- **Material for this task**
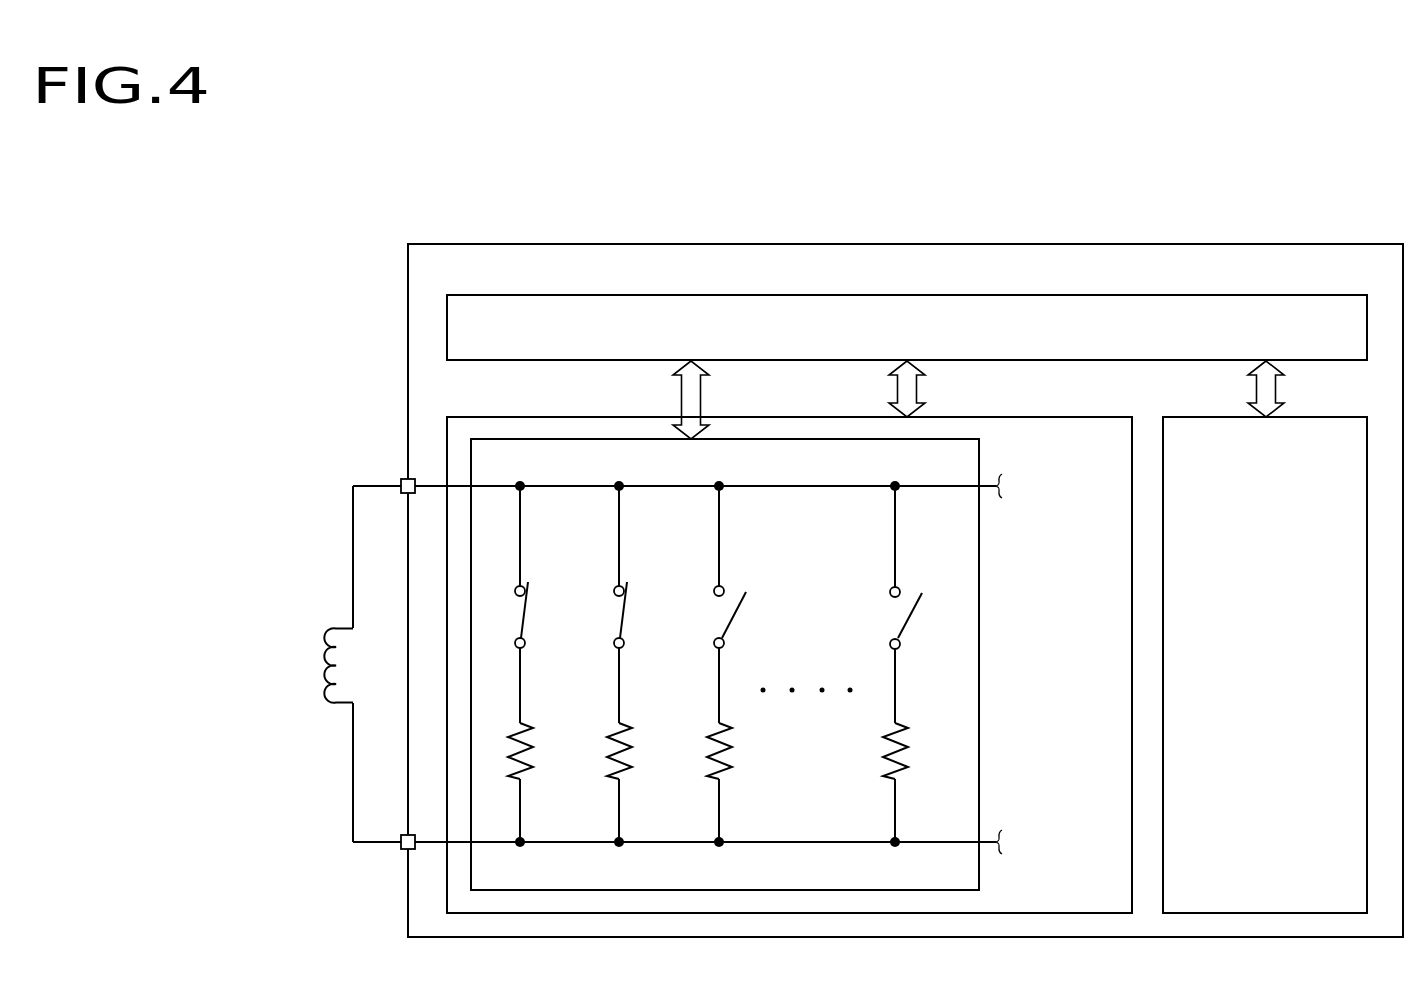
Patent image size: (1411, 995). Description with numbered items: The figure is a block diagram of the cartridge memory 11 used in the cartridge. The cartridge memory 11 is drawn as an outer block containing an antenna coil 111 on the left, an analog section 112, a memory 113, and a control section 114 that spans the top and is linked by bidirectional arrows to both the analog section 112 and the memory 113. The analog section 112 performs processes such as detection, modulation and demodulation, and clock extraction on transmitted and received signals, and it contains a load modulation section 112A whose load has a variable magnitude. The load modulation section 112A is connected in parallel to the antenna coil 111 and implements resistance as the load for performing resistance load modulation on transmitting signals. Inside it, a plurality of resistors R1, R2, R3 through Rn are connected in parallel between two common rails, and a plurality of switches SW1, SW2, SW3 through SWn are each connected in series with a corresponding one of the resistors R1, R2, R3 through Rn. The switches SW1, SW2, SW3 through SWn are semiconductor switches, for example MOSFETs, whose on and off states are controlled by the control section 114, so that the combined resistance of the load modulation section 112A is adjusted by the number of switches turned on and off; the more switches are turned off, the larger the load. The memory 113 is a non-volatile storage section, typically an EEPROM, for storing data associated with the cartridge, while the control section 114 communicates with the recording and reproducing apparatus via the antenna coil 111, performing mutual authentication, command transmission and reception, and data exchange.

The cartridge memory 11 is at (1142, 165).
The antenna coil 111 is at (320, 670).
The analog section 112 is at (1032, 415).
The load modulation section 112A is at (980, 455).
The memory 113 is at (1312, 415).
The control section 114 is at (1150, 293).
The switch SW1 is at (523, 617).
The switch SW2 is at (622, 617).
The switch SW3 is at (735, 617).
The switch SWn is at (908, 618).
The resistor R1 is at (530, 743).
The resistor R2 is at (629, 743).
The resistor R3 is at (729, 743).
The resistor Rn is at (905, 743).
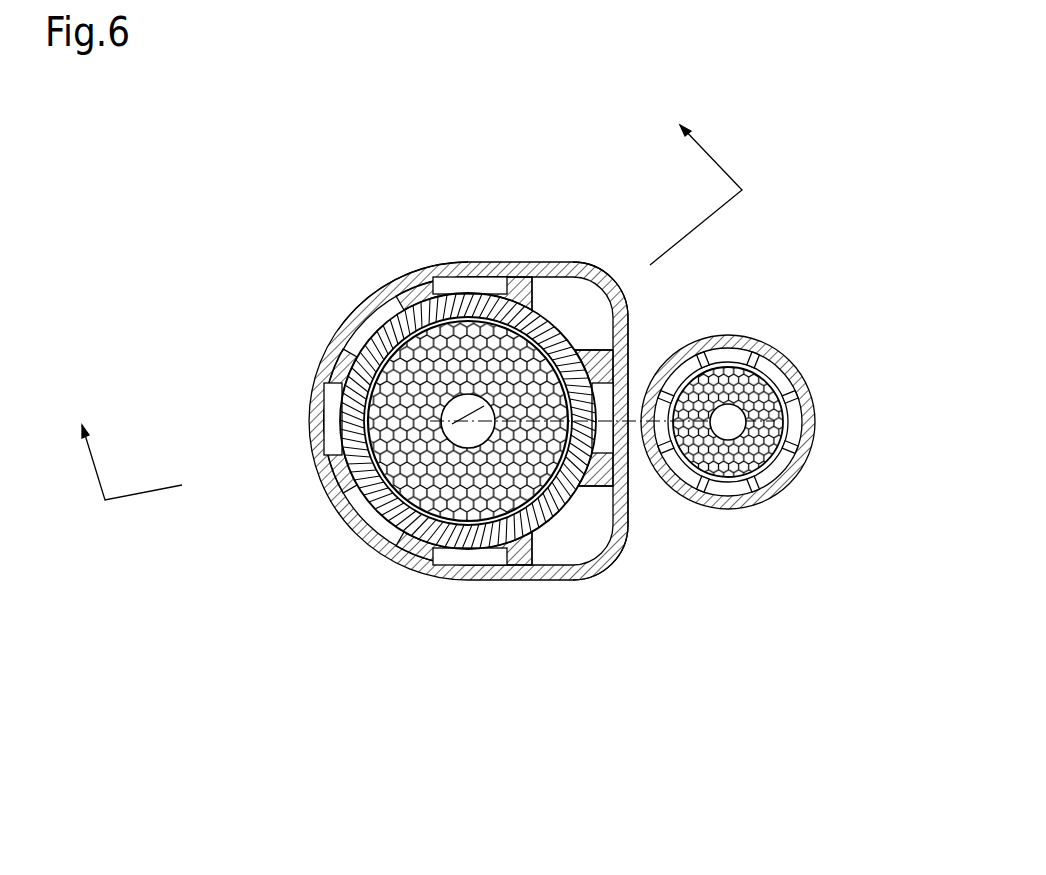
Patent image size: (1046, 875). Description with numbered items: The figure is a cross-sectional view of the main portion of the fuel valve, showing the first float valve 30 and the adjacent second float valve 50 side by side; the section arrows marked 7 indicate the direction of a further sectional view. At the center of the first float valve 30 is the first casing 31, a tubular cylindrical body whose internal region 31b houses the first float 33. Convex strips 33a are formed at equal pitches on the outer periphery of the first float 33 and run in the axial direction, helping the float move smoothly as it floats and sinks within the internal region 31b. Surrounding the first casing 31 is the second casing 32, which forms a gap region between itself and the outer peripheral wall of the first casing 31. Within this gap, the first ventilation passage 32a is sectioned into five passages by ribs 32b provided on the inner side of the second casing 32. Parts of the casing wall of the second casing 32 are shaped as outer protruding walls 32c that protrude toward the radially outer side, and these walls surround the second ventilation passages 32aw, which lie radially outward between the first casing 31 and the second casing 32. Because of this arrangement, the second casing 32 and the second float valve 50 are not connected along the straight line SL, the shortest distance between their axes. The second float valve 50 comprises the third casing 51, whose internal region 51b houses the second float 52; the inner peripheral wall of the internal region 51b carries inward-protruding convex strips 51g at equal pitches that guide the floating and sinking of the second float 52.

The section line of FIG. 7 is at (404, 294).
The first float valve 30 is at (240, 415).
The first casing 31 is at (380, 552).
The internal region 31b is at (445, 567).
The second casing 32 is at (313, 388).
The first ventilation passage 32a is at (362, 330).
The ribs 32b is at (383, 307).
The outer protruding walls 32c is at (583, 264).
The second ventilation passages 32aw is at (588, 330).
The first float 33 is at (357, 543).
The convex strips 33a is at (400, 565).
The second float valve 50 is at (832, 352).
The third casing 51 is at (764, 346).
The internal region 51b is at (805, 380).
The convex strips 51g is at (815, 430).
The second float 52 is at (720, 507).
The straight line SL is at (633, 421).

- **Work instructions**
Pull out every line of the records that contains the word "analog".

- **Problem solution**
Patent image size: (1411, 995). Description with numbered items: The figure is a block diagram of the cartridge memory 11 used in the cartridge. The cartridge memory 11 is drawn as an outer block containing an antenna coil 111 on the left, an analog section 112, a memory 113, and a control section 114 that spans the top and is linked by bidirectional arrows to both the analog section 112 and the memory 113. The analog section 112 performs processes such as detection, modulation and demodulation, and clock extraction on transmitted and received signals, and it contains a load modulation section 112A whose load has a variable magnitude. The load modulation section 112A is connected in parallel to the antenna coil 111 and implements resistance as the load for performing resistance load modulation on transmitting signals. Inside it, a plurality of resistors R1, R2, R3 through Rn are connected in parallel between two common rails, and a plurality of switches SW1, SW2, SW3 through SWn are each connected in series with a corresponding one of the resistors R1, R2, R3 through Rn. The switches SW1, SW2, SW3 through SWn are semiconductor switches, for example MOSFETs, whose on and off states are controlled by the control section 114, so that the combined resistance of the load modulation section 112A is adjusted by the number of switches turned on and off; the more switches are turned off, the larger the load. The memory 113 is a non-volatile storage section, typically an EEPROM, for storing data associated with the cartridge, while the control section 114 communicates with the recording and reproducing apparatus via the antenna coil 111, performing mutual authentication, command transmission and reception, and data exchange.
The analog section 112 is at (1032, 415).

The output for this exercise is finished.